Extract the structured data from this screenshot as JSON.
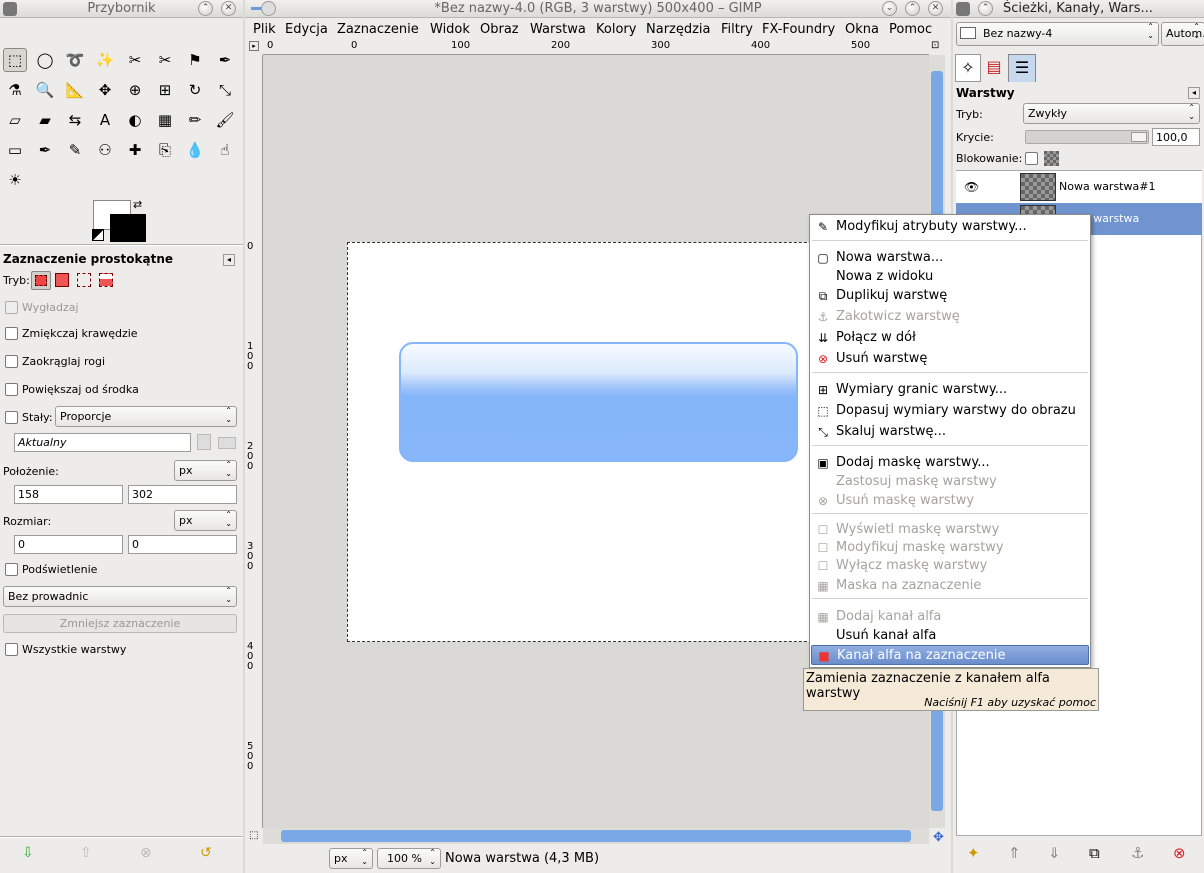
{
  "toolbox": {
    "title": "Przybornik",
    "tools": [
      "rect-select",
      "ellipse-select",
      "free-select",
      "fuzzy-select",
      "select-by-color",
      "scissors-select",
      "foreground-select",
      "paths",
      "color-picker",
      "zoom",
      "measure",
      "move",
      "align",
      "crop",
      "rotate",
      "scale",
      "shear",
      "perspective",
      "flip",
      "text",
      "bucket-fill",
      "blend",
      "pencil",
      "paintbrush",
      "eraser",
      "airbrush",
      "ink",
      "clone",
      "heal",
      "perspective-clone",
      "blur",
      "smudge",
      "dodge-burn"
    ],
    "options_title": "Zaznaczenie prostokątne",
    "mode_label": "Tryb:",
    "antialias": "Wygładzaj",
    "feather": "Zmiękczaj krawędzie",
    "rounded": "Zaokrąglaj rogi",
    "expand": "Powiększaj od środka",
    "fixed": "Stały:",
    "fixed_value": "Proporcje",
    "current": "Aktualny",
    "position_label": "Położenie:",
    "position_unit": "px",
    "pos_x": "158",
    "pos_y": "302",
    "size_label": "Rozmiar:",
    "size_unit": "px",
    "size_w": "0",
    "size_h": "0",
    "highlight": "Podświetlenie",
    "guides": "Bez prowadnic",
    "shrink": "Zmniejsz zaznaczenie",
    "all_layers": "Wszystkie warstwy"
  },
  "image_window": {
    "title": "*Bez nazwy-4.0 (RGB, 3 warstwy) 500x400 – GIMP",
    "menu": [
      "Plik",
      "Edycja",
      "Zaznaczenie",
      "Widok",
      "Obraz",
      "Warstwa",
      "Kolory",
      "Narzędzia",
      "Filtry",
      "FX-Foundry",
      "Okna",
      "Pomoc"
    ],
    "ruler_h": [
      "0",
      "0",
      "100",
      "200",
      "300",
      "400",
      "500"
    ],
    "ruler_v": [
      "0",
      "1 0 0",
      "2 0 0",
      "3 0 0",
      "4 0 0",
      "5 0 0"
    ],
    "unit": "px",
    "zoom": "100 %",
    "status": "Nowa warstwa (4,3 MB)"
  },
  "docks": {
    "title": "Ścieżki, Kanały, Wars...",
    "image_combo": "Bez nazwy-4",
    "auto": "Autom.",
    "layers_title": "Warstwy",
    "mode_label": "Tryb:",
    "mode_value": "Zwykły",
    "opacity_label": "Krycie:",
    "opacity_value": "100,0",
    "lock_label": "Blokowanie:",
    "layers": [
      "Nowa warstwa#1",
      "Nowa warstwa"
    ]
  },
  "context_menu": {
    "items": [
      {
        "label": "Modyfikuj atrybuty warstwy...",
        "icon": "✎",
        "state": "normal"
      },
      {
        "label": "Nowa warstwa...",
        "icon": "▢",
        "state": "normal"
      },
      {
        "label": "Nowa z widoku",
        "icon": "",
        "state": "normal"
      },
      {
        "label": "Duplikuj warstwę",
        "icon": "⧉",
        "state": "normal"
      },
      {
        "label": "Zakotwicz warstwę",
        "icon": "⚓",
        "state": "disabled"
      },
      {
        "label": "Połącz w dół",
        "icon": "⇊",
        "state": "normal"
      },
      {
        "label": "Usuń warstwę",
        "icon": "⊗",
        "state": "normal"
      },
      {
        "label": "Wymiary granic warstwy...",
        "icon": "⊞",
        "state": "normal"
      },
      {
        "label": "Dopasuj wymiary warstwy do obrazu",
        "icon": "⬚",
        "state": "normal"
      },
      {
        "label": "Skaluj warstwę...",
        "icon": "⤡",
        "state": "normal"
      },
      {
        "label": "Dodaj maskę warstwy...",
        "icon": "▣",
        "state": "normal"
      },
      {
        "label": "Zastosuj maskę warstwy",
        "icon": "",
        "state": "disabled"
      },
      {
        "label": "Usuń maskę warstwy",
        "icon": "⊗",
        "state": "disabled"
      },
      {
        "label": "Wyświetl maskę warstwy",
        "icon": "☐",
        "state": "disabled"
      },
      {
        "label": "Modyfikuj maskę warstwy",
        "icon": "☐",
        "state": "disabled"
      },
      {
        "label": "Wyłącz maskę warstwy",
        "icon": "☐",
        "state": "disabled"
      },
      {
        "label": "Maska na zaznaczenie",
        "icon": "▦",
        "state": "disabled"
      },
      {
        "label": "Dodaj kanał alfa",
        "icon": "▦",
        "state": "disabled"
      },
      {
        "label": "Usuń kanał alfa",
        "icon": "",
        "state": "normal"
      },
      {
        "label": "Kanał alfa na zaznaczenie",
        "icon": "■",
        "state": "highlighted"
      }
    ]
  },
  "tooltip": {
    "text": "Zamienia zaznaczenie z kanałem alfa warstwy",
    "help": "Naciśnij F1 aby uzyskać pomoc"
  }
}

**THE PROBLEM**
Give the data above again in full and unchanged, skipping the pictures.

**TASK ANSWER**
Extract the structured data from this screenshot as JSON.
{
  "toolbox": {
    "title": "Przybornik",
    "tools": [
      "rect-select",
      "ellipse-select",
      "free-select",
      "fuzzy-select",
      "select-by-color",
      "scissors-select",
      "foreground-select",
      "paths",
      "color-picker",
      "zoom",
      "measure",
      "move",
      "align",
      "crop",
      "rotate",
      "scale",
      "shear",
      "perspective",
      "flip",
      "text",
      "bucket-fill",
      "blend",
      "pencil",
      "paintbrush",
      "eraser",
      "airbrush",
      "ink",
      "clone",
      "heal",
      "perspective-clone",
      "blur",
      "smudge",
      "dodge-burn"
    ],
    "options_title": "Zaznaczenie prostokątne",
    "mode_label": "Tryb:",
    "antialias": "Wygładzaj",
    "feather": "Zmiękczaj krawędzie",
    "rounded": "Zaokrąglaj rogi",
    "expand": "Powiększaj od środka",
    "fixed": "Stały:",
    "fixed_value": "Proporcje",
    "current": "Aktualny",
    "position_label": "Położenie:",
    "position_unit": "px",
    "pos_x": "158",
    "pos_y": "302",
    "size_label": "Rozmiar:",
    "size_unit": "px",
    "size_w": "0",
    "size_h": "0",
    "highlight": "Podświetlenie",
    "guides": "Bez prowadnic",
    "shrink": "Zmniejsz zaznaczenie",
    "all_layers": "Wszystkie warstwy"
  },
  "image_window": {
    "title": "*Bez nazwy-4.0 (RGB, 3 warstwy) 500x400 – GIMP",
    "menu": [
      "Plik",
      "Edycja",
      "Zaznaczenie",
      "Widok",
      "Obraz",
      "Warstwa",
      "Kolory",
      "Narzędzia",
      "Filtry",
      "FX-Foundry",
      "Okna",
      "Pomoc"
    ],
    "ruler_h": [
      "0",
      "0",
      "100",
      "200",
      "300",
      "400",
      "500"
    ],
    "ruler_v": [
      "0",
      "1 0 0",
      "2 0 0",
      "3 0 0",
      "4 0 0",
      "5 0 0"
    ],
    "unit": "px",
    "zoom": "100 %",
    "status": "Nowa warstwa (4,3 MB)"
  },
  "docks": {
    "title": "Ścieżki, Kanały, Wars...",
    "image_combo": "Bez nazwy-4",
    "auto": "Autom.",
    "layers_title": "Warstwy",
    "mode_label": "Tryb:",
    "mode_value": "Zwykły",
    "opacity_label": "Krycie:",
    "opacity_value": "100,0",
    "lock_label": "Blokowanie:",
    "layers": [
      "Nowa warstwa#1",
      "Nowa warstwa"
    ]
  },
  "context_menu": {
    "items": [
      {
        "label": "Modyfikuj atrybuty warstwy...",
        "icon": "✎",
        "state": "normal"
      },
      {
        "label": "Nowa warstwa...",
        "icon": "▢",
        "state": "normal"
      },
      {
        "label": "Nowa z widoku",
        "icon": "",
        "state": "normal"
      },
      {
        "label": "Duplikuj warstwę",
        "icon": "⧉",
        "state": "normal"
      },
      {
        "label": "Zakotwicz warstwę",
        "icon": "⚓",
        "state": "disabled"
      },
      {
        "label": "Połącz w dół",
        "icon": "⇊",
        "state": "normal"
      },
      {
        "label": "Usuń warstwę",
        "icon": "⊗",
        "state": "normal"
      },
      {
        "label": "Wymiary granic warstwy...",
        "icon": "⊞",
        "state": "normal"
      },
      {
        "label": "Dopasuj wymiary warstwy do obrazu",
        "icon": "⬚",
        "state": "normal"
      },
      {
        "label": "Skaluj warstwę...",
        "icon": "⤡",
        "state": "normal"
      },
      {
        "label": "Dodaj maskę warstwy...",
        "icon": "▣",
        "state": "normal"
      },
      {
        "label": "Zastosuj maskę warstwy",
        "icon": "",
        "state": "disabled"
      },
      {
        "label": "Usuń maskę warstwy",
        "icon": "⊗",
        "state": "disabled"
      },
      {
        "label": "Wyświetl maskę warstwy",
        "icon": "☐",
        "state": "disabled"
      },
      {
        "label": "Modyfikuj maskę warstwy",
        "icon": "☐",
        "state": "disabled"
      },
      {
        "label": "Wyłącz maskę warstwy",
        "icon": "☐",
        "state": "disabled"
      },
      {
        "label": "Maska na zaznaczenie",
        "icon": "▦",
        "state": "disabled"
      },
      {
        "label": "Dodaj kanał alfa",
        "icon": "▦",
        "state": "disabled"
      },
      {
        "label": "Usuń kanał alfa",
        "icon": "",
        "state": "normal"
      },
      {
        "label": "Kanał alfa na zaznaczenie",
        "icon": "■",
        "state": "highlighted"
      }
    ]
  },
  "tooltip": {
    "text": "Zamienia zaznaczenie z kanałem alfa warstwy",
    "help": "Naciśnij F1 aby uzyskać pomoc"
  }
}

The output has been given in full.